====== DATA LINES

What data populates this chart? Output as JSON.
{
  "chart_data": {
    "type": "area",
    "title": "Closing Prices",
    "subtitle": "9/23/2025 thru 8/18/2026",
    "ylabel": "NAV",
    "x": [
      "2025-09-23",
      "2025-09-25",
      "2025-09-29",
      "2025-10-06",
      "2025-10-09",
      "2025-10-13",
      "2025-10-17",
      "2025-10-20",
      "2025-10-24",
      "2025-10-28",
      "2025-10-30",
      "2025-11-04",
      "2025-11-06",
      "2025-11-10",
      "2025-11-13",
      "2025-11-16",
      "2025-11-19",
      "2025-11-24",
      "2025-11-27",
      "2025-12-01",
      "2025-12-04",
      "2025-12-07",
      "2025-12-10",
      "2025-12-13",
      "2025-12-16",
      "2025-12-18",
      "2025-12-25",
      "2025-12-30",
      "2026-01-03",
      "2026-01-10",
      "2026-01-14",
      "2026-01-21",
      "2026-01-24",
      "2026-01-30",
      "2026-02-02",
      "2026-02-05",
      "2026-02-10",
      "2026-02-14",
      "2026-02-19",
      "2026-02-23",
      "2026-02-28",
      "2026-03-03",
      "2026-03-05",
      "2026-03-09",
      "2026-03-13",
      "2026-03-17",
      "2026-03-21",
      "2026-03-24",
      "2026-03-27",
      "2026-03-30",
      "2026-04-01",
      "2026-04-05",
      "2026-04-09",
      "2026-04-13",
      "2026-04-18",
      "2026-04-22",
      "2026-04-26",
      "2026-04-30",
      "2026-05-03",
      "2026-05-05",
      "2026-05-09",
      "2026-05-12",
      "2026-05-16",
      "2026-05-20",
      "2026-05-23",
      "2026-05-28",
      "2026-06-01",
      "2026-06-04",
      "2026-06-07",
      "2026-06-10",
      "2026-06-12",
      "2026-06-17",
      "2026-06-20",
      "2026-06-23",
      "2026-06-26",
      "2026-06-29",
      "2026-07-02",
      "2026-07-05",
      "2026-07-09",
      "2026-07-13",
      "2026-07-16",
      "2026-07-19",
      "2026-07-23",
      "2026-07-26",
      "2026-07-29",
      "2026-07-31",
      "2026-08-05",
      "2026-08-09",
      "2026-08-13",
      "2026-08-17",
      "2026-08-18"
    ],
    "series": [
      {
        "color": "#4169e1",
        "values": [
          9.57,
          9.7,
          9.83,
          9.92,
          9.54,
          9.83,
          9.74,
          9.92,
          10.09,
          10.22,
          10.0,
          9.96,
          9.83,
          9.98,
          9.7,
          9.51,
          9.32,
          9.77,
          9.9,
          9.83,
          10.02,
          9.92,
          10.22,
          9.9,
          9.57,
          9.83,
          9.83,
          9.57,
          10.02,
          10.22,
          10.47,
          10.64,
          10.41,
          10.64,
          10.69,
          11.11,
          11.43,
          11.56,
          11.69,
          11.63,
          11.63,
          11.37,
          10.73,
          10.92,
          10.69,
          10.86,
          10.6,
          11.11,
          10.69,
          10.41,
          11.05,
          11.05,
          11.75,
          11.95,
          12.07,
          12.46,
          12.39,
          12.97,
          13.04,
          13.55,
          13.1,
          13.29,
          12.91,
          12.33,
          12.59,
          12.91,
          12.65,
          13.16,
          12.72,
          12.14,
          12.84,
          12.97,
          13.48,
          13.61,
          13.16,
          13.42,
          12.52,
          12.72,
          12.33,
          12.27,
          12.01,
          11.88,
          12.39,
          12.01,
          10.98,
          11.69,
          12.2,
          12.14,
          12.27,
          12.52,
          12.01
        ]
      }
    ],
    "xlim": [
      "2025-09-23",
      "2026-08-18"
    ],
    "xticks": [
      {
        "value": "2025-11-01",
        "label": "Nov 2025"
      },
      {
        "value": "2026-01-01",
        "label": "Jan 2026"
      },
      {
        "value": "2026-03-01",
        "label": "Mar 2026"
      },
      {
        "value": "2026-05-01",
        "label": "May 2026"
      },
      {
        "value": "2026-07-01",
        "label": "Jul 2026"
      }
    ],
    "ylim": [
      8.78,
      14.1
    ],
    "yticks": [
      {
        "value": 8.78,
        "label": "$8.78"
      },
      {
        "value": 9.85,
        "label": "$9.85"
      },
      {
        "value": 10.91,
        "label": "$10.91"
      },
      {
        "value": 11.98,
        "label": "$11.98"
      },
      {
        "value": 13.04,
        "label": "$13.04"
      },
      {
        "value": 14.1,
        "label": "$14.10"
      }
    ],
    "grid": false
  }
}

============

• [WHAT YOU HAVE TO DO]:
Return every record above exactly as it appears.

• [EXERCISE RESULT]:
What data populates this chart? Output as JSON.
{
  "chart_data": {
    "type": "area",
    "title": "Closing Prices",
    "subtitle": "9/23/2025 thru 8/18/2026",
    "ylabel": "NAV",
    "x": [
      "2025-09-23",
      "2025-09-25",
      "2025-09-29",
      "2025-10-06",
      "2025-10-09",
      "2025-10-13",
      "2025-10-17",
      "2025-10-20",
      "2025-10-24",
      "2025-10-28",
      "2025-10-30",
      "2025-11-04",
      "2025-11-06",
      "2025-11-10",
      "2025-11-13",
      "2025-11-16",
      "2025-11-19",
      "2025-11-24",
      "2025-11-27",
      "2025-12-01",
      "2025-12-04",
      "2025-12-07",
      "2025-12-10",
      "2025-12-13",
      "2025-12-16",
      "2025-12-18",
      "2025-12-25",
      "2025-12-30",
      "2026-01-03",
      "2026-01-10",
      "2026-01-14",
      "2026-01-21",
      "2026-01-24",
      "2026-01-30",
      "2026-02-02",
      "2026-02-05",
      "2026-02-10",
      "2026-02-14",
      "2026-02-19",
      "2026-02-23",
      "2026-02-28",
      "2026-03-03",
      "2026-03-05",
      "2026-03-09",
      "2026-03-13",
      "2026-03-17",
      "2026-03-21",
      "2026-03-24",
      "2026-03-27",
      "2026-03-30",
      "2026-04-01",
      "2026-04-05",
      "2026-04-09",
      "2026-04-13",
      "2026-04-18",
      "2026-04-22",
      "2026-04-26",
      "2026-04-30",
      "2026-05-03",
      "2026-05-05",
      "2026-05-09",
      "2026-05-12",
      "2026-05-16",
      "2026-05-20",
      "2026-05-23",
      "2026-05-28",
      "2026-06-01",
      "2026-06-04",
      "2026-06-07",
      "2026-06-10",
      "2026-06-12",
      "2026-06-17",
      "2026-06-20",
      "2026-06-23",
      "2026-06-26",
      "2026-06-29",
      "2026-07-02",
      "2026-07-05",
      "2026-07-09",
      "2026-07-13",
      "2026-07-16",
      "2026-07-19",
      "2026-07-23",
      "2026-07-26",
      "2026-07-29",
      "2026-07-31",
      "2026-08-05",
      "2026-08-09",
      "2026-08-13",
      "2026-08-17",
      "2026-08-18"
    ],
    "series": [
      {
        "color": "#4169e1",
        "values": [
          9.57,
          9.7,
          9.83,
          9.92,
          9.54,
          9.83,
          9.74,
          9.92,
          10.09,
          10.22,
          10.0,
          9.96,
          9.83,
          9.98,
          9.7,
          9.51,
          9.32,
          9.77,
          9.9,
          9.83,
          10.02,
          9.92,
          10.22,
          9.9,
          9.57,
          9.83,
          9.83,
          9.57,
          10.02,
          10.22,
          10.47,
          10.64,
          10.41,
          10.64,
          10.69,
          11.11,
          11.43,
          11.56,
          11.69,
          11.63,
          11.63,
          11.37,
          10.73,
          10.92,
          10.69,
          10.86,
          10.6,
          11.11,
          10.69,
          10.41,
          11.05,
          11.05,
          11.75,
          11.95,
          12.07,
          12.46,
          12.39,
          12.97,
          13.04,
          13.55,
          13.1,
          13.29,
          12.91,
          12.33,
          12.59,
          12.91,
          12.65,
          13.16,
          12.72,
          12.14,
          12.84,
          12.97,
          13.48,
          13.61,
          13.16,
          13.42,
          12.52,
          12.72,
          12.33,
          12.27,
          12.01,
          11.88,
          12.39,
          12.01,
          10.98,
          11.69,
          12.2,
          12.14,
          12.27,
          12.52,
          12.01
        ]
      }
    ],
    "xlim": [
      "2025-09-23",
      "2026-08-18"
    ],
    "xticks": [
      {
        "value": "2025-11-01",
        "label": "Nov 2025"
      },
      {
        "value": "2026-01-01",
        "label": "Jan 2026"
      },
      {
        "value": "2026-03-01",
        "label": "Mar 2026"
      },
      {
        "value": "2026-05-01",
        "label": "May 2026"
      },
      {
        "value": "2026-07-01",
        "label": "Jul 2026"
      }
    ],
    "ylim": [
      8.78,
      14.1
    ],
    "yticks": [
      {
        "value": 8.78,
        "label": "$8.78"
      },
      {
        "value": 9.85,
        "label": "$9.85"
      },
      {
        "value": 10.91,
        "label": "$10.91"
      },
      {
        "value": 11.98,
        "label": "$11.98"
      },
      {
        "value": 13.04,
        "label": "$13.04"
      },
      {
        "value": 14.1,
        "label": "$14.10"
      }
    ],
    "grid": false
  }
}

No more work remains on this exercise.